▶ _What is needed_
Below are records; extract exactly the lines from the one with "What data populates" through the final line, including both, but drop the pictures.

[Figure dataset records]
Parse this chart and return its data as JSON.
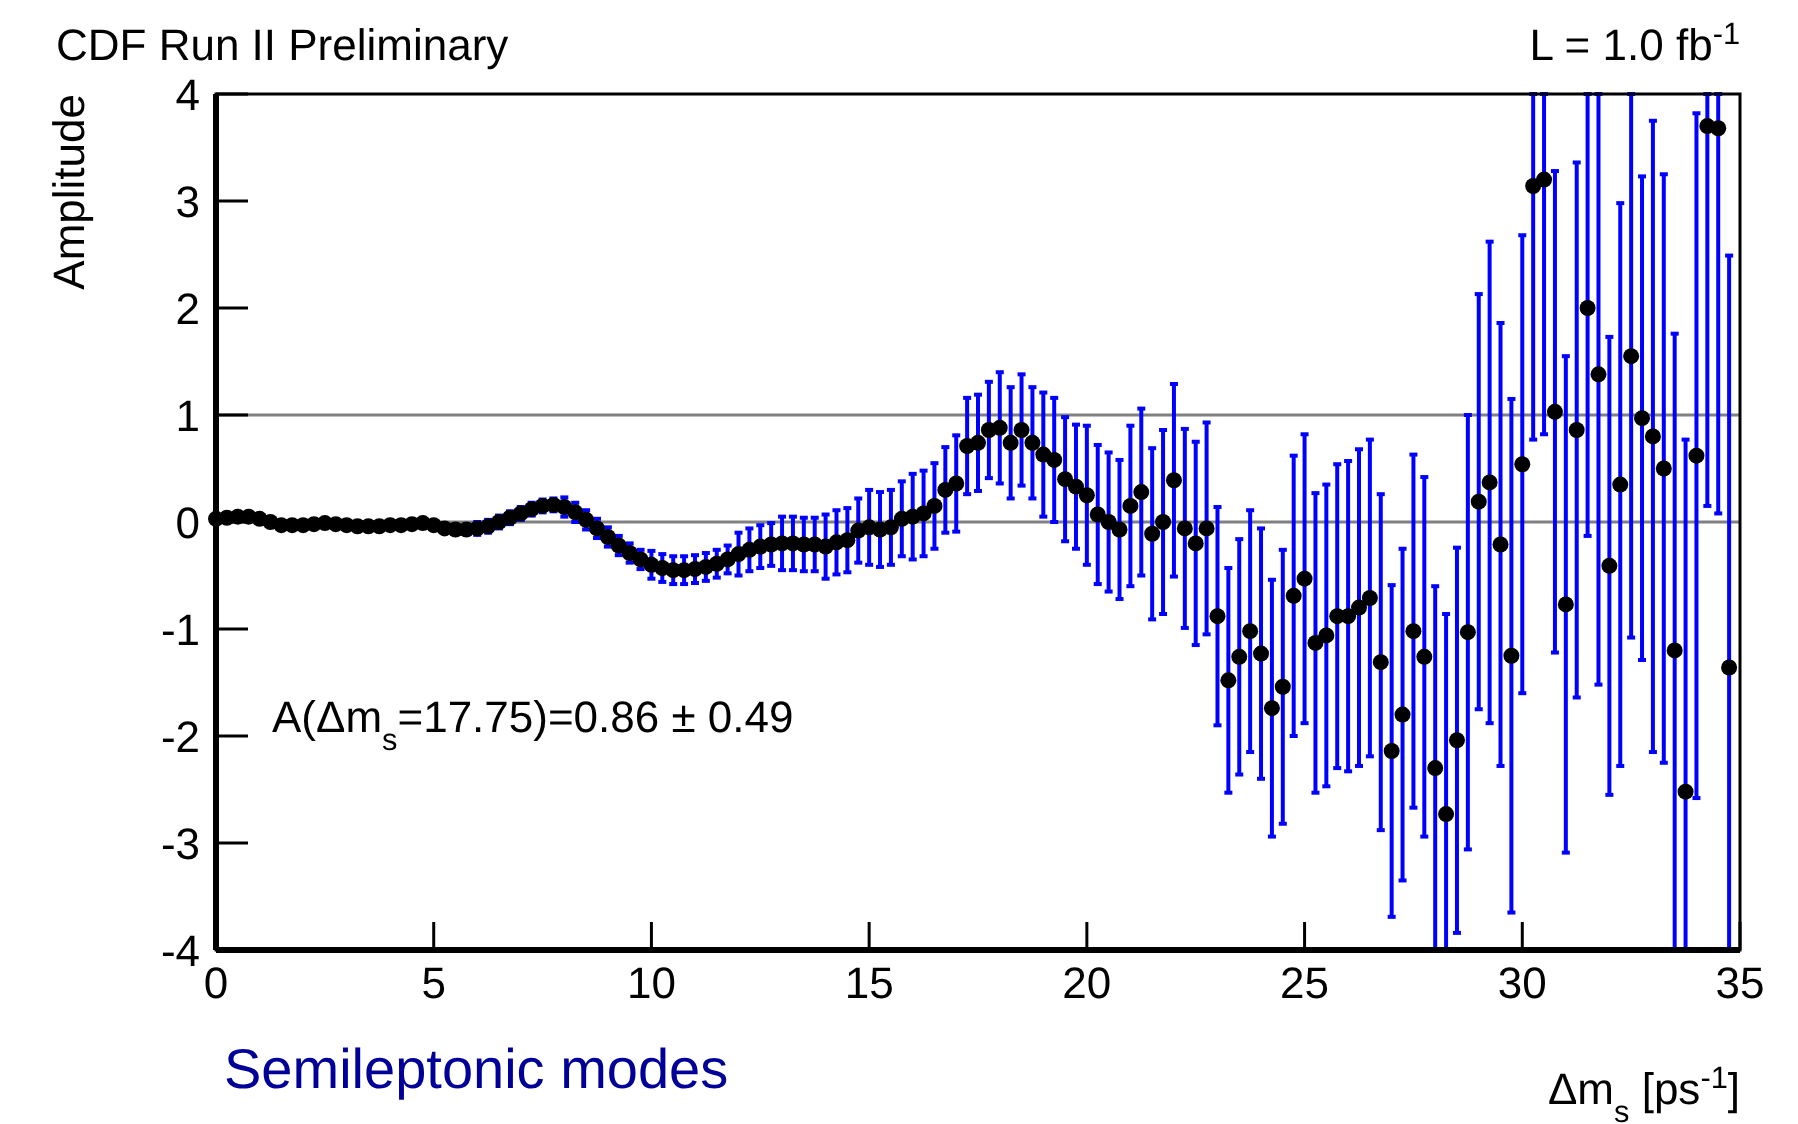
{
  "chart_data": {
    "type": "scatter",
    "title": "CDF Run II Preliminary",
    "subtitle": "L = 1.0 fb$^{-1}$",
    "xlabel": "Δm$_{s}$ [ps$^{-1}$]",
    "ylabel": "Amplitude",
    "annotations": [
      "A(Δm$_{s}$=17.75)=0.86 ± 0.49",
      "Semileptonic modes"
    ],
    "xlim": [
      0,
      35
    ],
    "xticks": [
      0,
      5,
      10,
      15,
      20,
      25,
      30,
      35
    ],
    "ylim": [
      -4,
      4
    ],
    "yticks": [
      -4,
      -3,
      -2,
      -1,
      0,
      1,
      2,
      3,
      4
    ],
    "marker": "circle",
    "color": "#000000",
    "ref_lines": [
      {
        "axis": "y",
        "value": 0,
        "color": "#808080"
      },
      {
        "axis": "y",
        "value": 1,
        "color": "#808080"
      }
    ],
    "x": [
      0,
      0.25,
      0.5,
      0.75,
      1,
      1.25,
      1.5,
      1.75,
      2,
      2.25,
      2.5,
      2.75,
      3,
      3.25,
      3.5,
      3.75,
      4,
      4.25,
      4.5,
      4.75,
      5,
      5.25,
      5.5,
      5.75,
      6,
      6.25,
      6.5,
      6.75,
      7,
      7.25,
      7.5,
      7.75,
      8,
      8.25,
      8.5,
      8.75,
      9,
      9.25,
      9.5,
      9.75,
      10,
      10.25,
      10.5,
      10.75,
      11,
      11.25,
      11.5,
      11.75,
      12,
      12.25,
      12.5,
      12.75,
      13,
      13.25,
      13.5,
      13.75,
      14,
      14.25,
      14.5,
      14.75,
      15,
      15.25,
      15.5,
      15.75,
      16,
      16.25,
      16.5,
      16.75,
      17,
      17.25,
      17.5,
      17.75,
      18,
      18.25,
      18.5,
      18.75,
      19,
      19.25,
      19.5,
      19.75,
      20,
      20.25,
      20.5,
      20.75,
      21,
      21.25,
      21.5,
      21.75,
      22,
      22.25,
      22.5,
      22.75,
      23,
      23.25,
      23.5,
      23.75,
      24,
      24.25,
      24.5,
      24.75,
      25,
      25.25,
      25.5,
      25.75,
      26,
      26.25,
      26.5,
      26.75,
      27,
      27.25,
      27.5,
      27.75,
      28,
      28.25,
      28.5,
      28.75,
      29,
      29.25,
      29.5,
      29.75,
      30,
      30.25,
      30.5,
      30.75,
      31,
      31.25,
      31.5,
      31.75,
      32,
      32.25,
      32.5,
      32.75,
      33,
      33.25,
      33.5,
      33.75,
      34,
      34.25,
      34.5,
      34.75
    ],
    "values": [
      0.03,
      0.04,
      0.05,
      0.05,
      0.03,
      0,
      -0.03,
      -0.03,
      -0.03,
      -0.02,
      -0.01,
      -0.02,
      -0.03,
      -0.04,
      -0.04,
      -0.04,
      -0.03,
      -0.03,
      -0.02,
      -0.01,
      -0.03,
      -0.06,
      -0.07,
      -0.07,
      -0.06,
      -0.04,
      0,
      0.04,
      0.08,
      0.12,
      0.15,
      0.16,
      0.14,
      0.09,
      0.02,
      -0.06,
      -0.14,
      -0.22,
      -0.29,
      -0.35,
      -0.4,
      -0.43,
      -0.45,
      -0.45,
      -0.44,
      -0.42,
      -0.39,
      -0.35,
      -0.3,
      -0.26,
      -0.23,
      -0.21,
      -0.2,
      -0.2,
      -0.21,
      -0.21,
      -0.23,
      -0.19,
      -0.17,
      -0.08,
      -0.05,
      -0.07,
      -0.05,
      0.03,
      0.05,
      0.08,
      0.15,
      0.3,
      0.36,
      0.71,
      0.74,
      0.86,
      0.88,
      0.74,
      0.86,
      0.74,
      0.63,
      0.58,
      0.4,
      0.33,
      0.25,
      0.07,
      0,
      -0.07,
      0.15,
      0.28,
      -0.11,
      0,
      0.39,
      -0.06,
      -0.2,
      -0.06,
      -0.88,
      -1.48,
      -1.26,
      -1.02,
      -1.23,
      -1.74,
      -1.54,
      -0.69,
      -0.53,
      -1.13,
      -1.06,
      -0.88,
      -0.88,
      -0.8,
      -0.71,
      -1.31,
      -2.14,
      -1.8,
      -1.02,
      -1.26,
      -2.3,
      -2.73,
      -2.04,
      -1.03,
      0.19,
      0.37,
      -0.21,
      -1.25,
      0.54,
      3.14,
      3.2,
      1.03,
      -0.77,
      0.86,
      2,
      1.38,
      -0.41,
      0.35,
      1.55,
      0.97,
      0.8,
      0.5,
      -1.2,
      -2.52,
      0.62,
      3.7,
      3.68,
      -1.36
    ],
    "errors": [
      0.03,
      0.03,
      0.03,
      0.03,
      0.03,
      0.03,
      0.03,
      0.03,
      0.03,
      0.03,
      0.03,
      0.03,
      0.03,
      0.03,
      0.03,
      0.03,
      0.03,
      0.03,
      0.03,
      0.03,
      0.03,
      0.03,
      0.03,
      0.03,
      0.06,
      0.06,
      0.06,
      0.06,
      0.06,
      0.06,
      0.06,
      0.06,
      0.09,
      0.09,
      0.09,
      0.09,
      0.09,
      0.09,
      0.09,
      0.09,
      0.13,
      0.13,
      0.13,
      0.13,
      0.13,
      0.13,
      0.13,
      0.13,
      0.2,
      0.2,
      0.2,
      0.2,
      0.25,
      0.25,
      0.25,
      0.25,
      0.3,
      0.3,
      0.3,
      0.3,
      0.35,
      0.35,
      0.35,
      0.35,
      0.4,
      0.4,
      0.4,
      0.4,
      0.45,
      0.45,
      0.45,
      0.45,
      0.52,
      0.52,
      0.52,
      0.52,
      0.58,
      0.58,
      0.58,
      0.58,
      0.65,
      0.65,
      0.65,
      0.65,
      0.75,
      0.78,
      0.8,
      0.86,
      0.9,
      0.93,
      0.95,
      0.99,
      1.02,
      1.05,
      1.1,
      1.13,
      1.17,
      1.2,
      1.28,
      1.31,
      1.35,
      1.4,
      1.41,
      1.42,
      1.45,
      1.48,
      1.48,
      1.57,
      1.55,
      1.55,
      1.65,
      1.68,
      [
        -4,
        -0.6
      ],
      [
        -4,
        -0.86
      ],
      1.8,
      2.03,
      1.94,
      2.25,
      2.07,
      2.4,
      2.14,
      [
        0.77,
        4
      ],
      [
        0.82,
        4
      ],
      2.25,
      2.32,
      2.5,
      [
        -0.13,
        4
      ],
      [
        -1.52,
        4
      ],
      2.14,
      2.63,
      [
        -1.08,
        4
      ],
      2.26,
      2.95,
      2.75,
      [
        -4,
        1.76
      ],
      [
        -4,
        0.77
      ],
      3.2,
      [
        0.15,
        4
      ],
      [
        0.08,
        4
      ],
      [
        -4,
        2.49
      ]
    ]
  }
}
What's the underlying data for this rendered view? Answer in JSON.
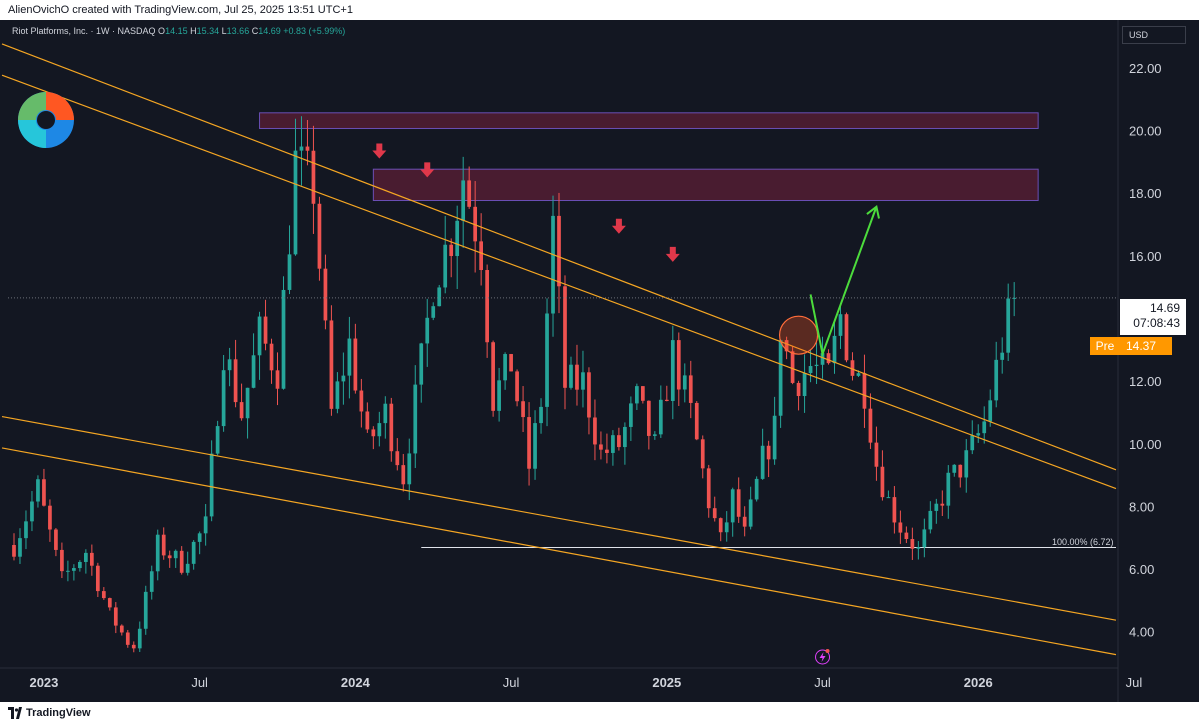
{
  "header": {
    "attribution": "AlienOvichO created with TradingView.com, Jul 25, 2025 13:51 UTC+1"
  },
  "footer": {
    "brand": "TradingView"
  },
  "symbol": {
    "name": "Riot Platforms, Inc. · 1W · NASDAQ",
    "o_label": "O",
    "o": "14.15",
    "h_label": "H",
    "h": "15.34",
    "l_label": "L",
    "l": "13.66",
    "c_label": "C",
    "c": "14.69",
    "change": "+0.83 (+5.99%)"
  },
  "currency": "USD",
  "price_label": {
    "price": "14.69",
    "countdown": "07:08:43"
  },
  "premarket": {
    "label": "Pre",
    "price": "14.37"
  },
  "fib_label": "100.00% (6.72)",
  "colors": {
    "background": "#131722",
    "up": "#26a69a",
    "down": "#ef5350",
    "trendline": "#f5a623",
    "zone": "#5c1f35",
    "arrow_down": "#e0384a",
    "arrow_up": "#4cdc3c"
  },
  "chart_data": {
    "type": "candlestick",
    "ylim": [
      3,
      23.5
    ],
    "y_ticks": [
      "4.00",
      "6.00",
      "8.00",
      "10.00",
      "12.00",
      "14.00",
      "16.00",
      "18.00",
      "20.00",
      "22.00"
    ],
    "x_ticks": [
      "2023",
      "Jul",
      "2024",
      "Jul",
      "2025",
      "Jul",
      "2026",
      "Jul"
    ],
    "x_range_weeks": [
      -1,
      184
    ],
    "last_close": 14.69,
    "swing_path": [
      [
        0,
        6.8
      ],
      [
        4,
        8.6
      ],
      [
        8,
        5.7
      ],
      [
        12,
        6.6
      ],
      [
        16,
        4.6
      ],
      [
        20,
        3.4
      ],
      [
        24,
        6.8
      ],
      [
        28,
        6.2
      ],
      [
        32,
        7.4
      ],
      [
        35,
        13.1
      ],
      [
        38,
        11.0
      ],
      [
        41,
        13.5
      ],
      [
        44,
        12.4
      ],
      [
        47,
        19.0
      ],
      [
        50,
        18.2
      ],
      [
        53,
        11.0
      ],
      [
        56,
        13.2
      ],
      [
        59,
        10.0
      ],
      [
        62,
        11.0
      ],
      [
        65,
        9.0
      ],
      [
        68,
        12.6
      ],
      [
        70,
        15.2
      ],
      [
        73,
        16.7
      ],
      [
        75,
        18.6
      ],
      [
        78,
        16.2
      ],
      [
        80,
        11.5
      ],
      [
        83,
        12.6
      ],
      [
        86,
        9.3
      ],
      [
        88,
        11.4
      ],
      [
        90,
        17.0
      ],
      [
        92,
        11.9
      ],
      [
        95,
        12.0
      ],
      [
        98,
        9.7
      ],
      [
        101,
        10.0
      ],
      [
        104,
        11.4
      ],
      [
        107,
        9.9
      ],
      [
        110,
        12.9
      ],
      [
        113,
        11.0
      ],
      [
        116,
        8.2
      ],
      [
        118,
        6.9
      ],
      [
        120,
        8.3
      ],
      [
        122,
        7.1
      ],
      [
        125,
        9.5
      ],
      [
        127,
        10.5
      ],
      [
        128,
        13.8
      ],
      [
        130,
        12.0
      ],
      [
        133,
        12.5
      ],
      [
        136,
        12.2
      ],
      [
        138,
        14.1
      ],
      [
        140,
        12.4
      ],
      [
        142,
        11.8
      ],
      [
        144,
        9.4
      ],
      [
        146,
        8.2
      ],
      [
        148,
        7.4
      ],
      [
        151,
        6.6
      ],
      [
        153,
        7.5
      ],
      [
        156,
        8.8
      ],
      [
        159,
        9.5
      ],
      [
        162,
        10.7
      ],
      [
        165,
        13.3
      ],
      [
        167,
        14.69
      ]
    ],
    "trendlines": [
      {
        "from": [
          -2,
          22.8
        ],
        "to": [
          184,
          9.2
        ]
      },
      {
        "from": [
          -2,
          21.8
        ],
        "to": [
          184,
          8.6
        ]
      },
      {
        "from": [
          -2,
          10.9
        ],
        "to": [
          184,
          4.4
        ]
      },
      {
        "from": [
          -2,
          9.9
        ],
        "to": [
          184,
          3.3
        ]
      }
    ],
    "zones": [
      {
        "x0": 41,
        "x1": 171,
        "y0": 20.1,
        "y1": 20.6
      },
      {
        "x0": 60,
        "x1": 171,
        "y0": 17.8,
        "y1": 18.8
      }
    ],
    "fib_line": {
      "x0": 68,
      "x1": 184,
      "y": 6.72
    },
    "down_arrows": [
      {
        "x": 61,
        "y": 19.3
      },
      {
        "x": 69,
        "y": 18.7
      },
      {
        "x": 101,
        "y": 16.9
      },
      {
        "x": 110,
        "y": 16.0
      }
    ],
    "highlight_circle": {
      "x": 131,
      "y": 13.5
    },
    "projection": [
      [
        133,
        14.8
      ],
      [
        135,
        12.9
      ],
      [
        144,
        17.6
      ]
    ]
  }
}
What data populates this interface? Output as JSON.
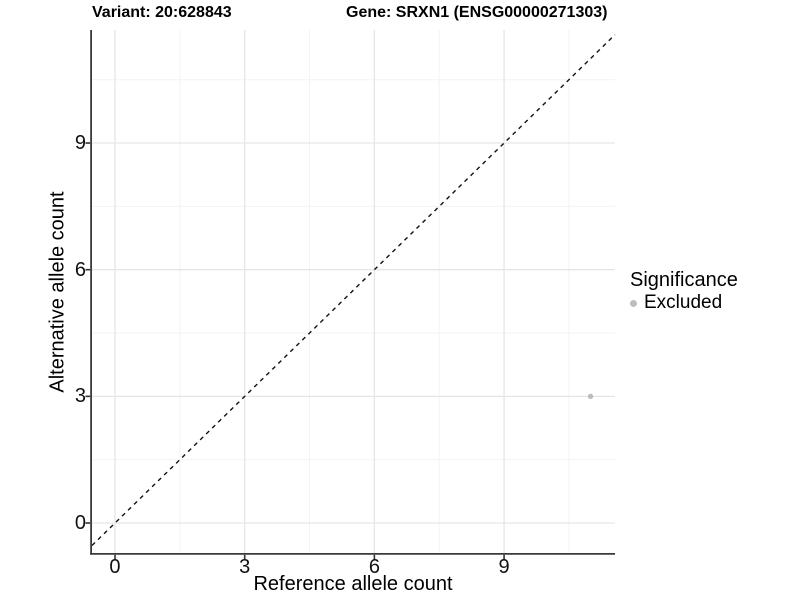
{
  "titles": {
    "variant": "Variant: 20:628843",
    "gene": "Gene: SRXN1 (ENSG00000271303)"
  },
  "legend": {
    "title": "Significance",
    "items": [
      {
        "label": "Excluded",
        "color": "#bdbdbd"
      }
    ]
  },
  "colors": {
    "background": "#ffffff",
    "grid_major": "#e6e6e6",
    "grid_minor": "#f3f3f3",
    "axis_line": "#3a3a3a",
    "tick_mark": "#333333",
    "reference_line": "#111111",
    "point": "#bdbdbd"
  },
  "chart_data": {
    "type": "scatter",
    "title": "Variant: 20:628843 — Gene: SRXN1 (ENSG00000271303)",
    "xlabel": "Reference allele count",
    "ylabel": "Alternative allele count",
    "xlim": [
      -0.532,
      11.566
    ],
    "ylim": [
      -0.71,
      11.677
    ],
    "x_ticks": [
      0,
      3,
      6,
      9
    ],
    "y_ticks": [
      0,
      3,
      6,
      9
    ],
    "x_minor_ticks": [
      1.5,
      4.5,
      7.5,
      10.5
    ],
    "y_minor_ticks": [
      1.5,
      4.5,
      7.5,
      10.5
    ],
    "grid": true,
    "legend_position": "right",
    "legend_title": "Significance",
    "series": [
      {
        "name": "Excluded",
        "color": "#bdbdbd",
        "points": [
          {
            "x": 11,
            "y": 3
          }
        ]
      }
    ],
    "reference_line": {
      "slope": 1,
      "intercept": 0,
      "style": "dashed",
      "color": "#111111"
    }
  }
}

▶ _Exercise response_
What data populates this interface? Output as JSON.
{
  "titles": {
    "variant": "Variant: 20:628843",
    "gene": "Gene: SRXN1 (ENSG00000271303)"
  },
  "legend": {
    "title": "Significance",
    "items": [
      {
        "label": "Excluded",
        "color": "#bdbdbd"
      }
    ]
  },
  "colors": {
    "background": "#ffffff",
    "grid_major": "#e6e6e6",
    "grid_minor": "#f3f3f3",
    "axis_line": "#3a3a3a",
    "tick_mark": "#333333",
    "reference_line": "#111111",
    "point": "#bdbdbd"
  },
  "chart_data": {
    "type": "scatter",
    "title": "Variant: 20:628843 — Gene: SRXN1 (ENSG00000271303)",
    "xlabel": "Reference allele count",
    "ylabel": "Alternative allele count",
    "xlim": [
      -0.532,
      11.566
    ],
    "ylim": [
      -0.71,
      11.677
    ],
    "x_ticks": [
      0,
      3,
      6,
      9
    ],
    "y_ticks": [
      0,
      3,
      6,
      9
    ],
    "x_minor_ticks": [
      1.5,
      4.5,
      7.5,
      10.5
    ],
    "y_minor_ticks": [
      1.5,
      4.5,
      7.5,
      10.5
    ],
    "grid": true,
    "legend_position": "right",
    "legend_title": "Significance",
    "series": [
      {
        "name": "Excluded",
        "color": "#bdbdbd",
        "points": [
          {
            "x": 11,
            "y": 3
          }
        ]
      }
    ],
    "reference_line": {
      "slope": 1,
      "intercept": 0,
      "style": "dashed",
      "color": "#111111"
    }
  }
}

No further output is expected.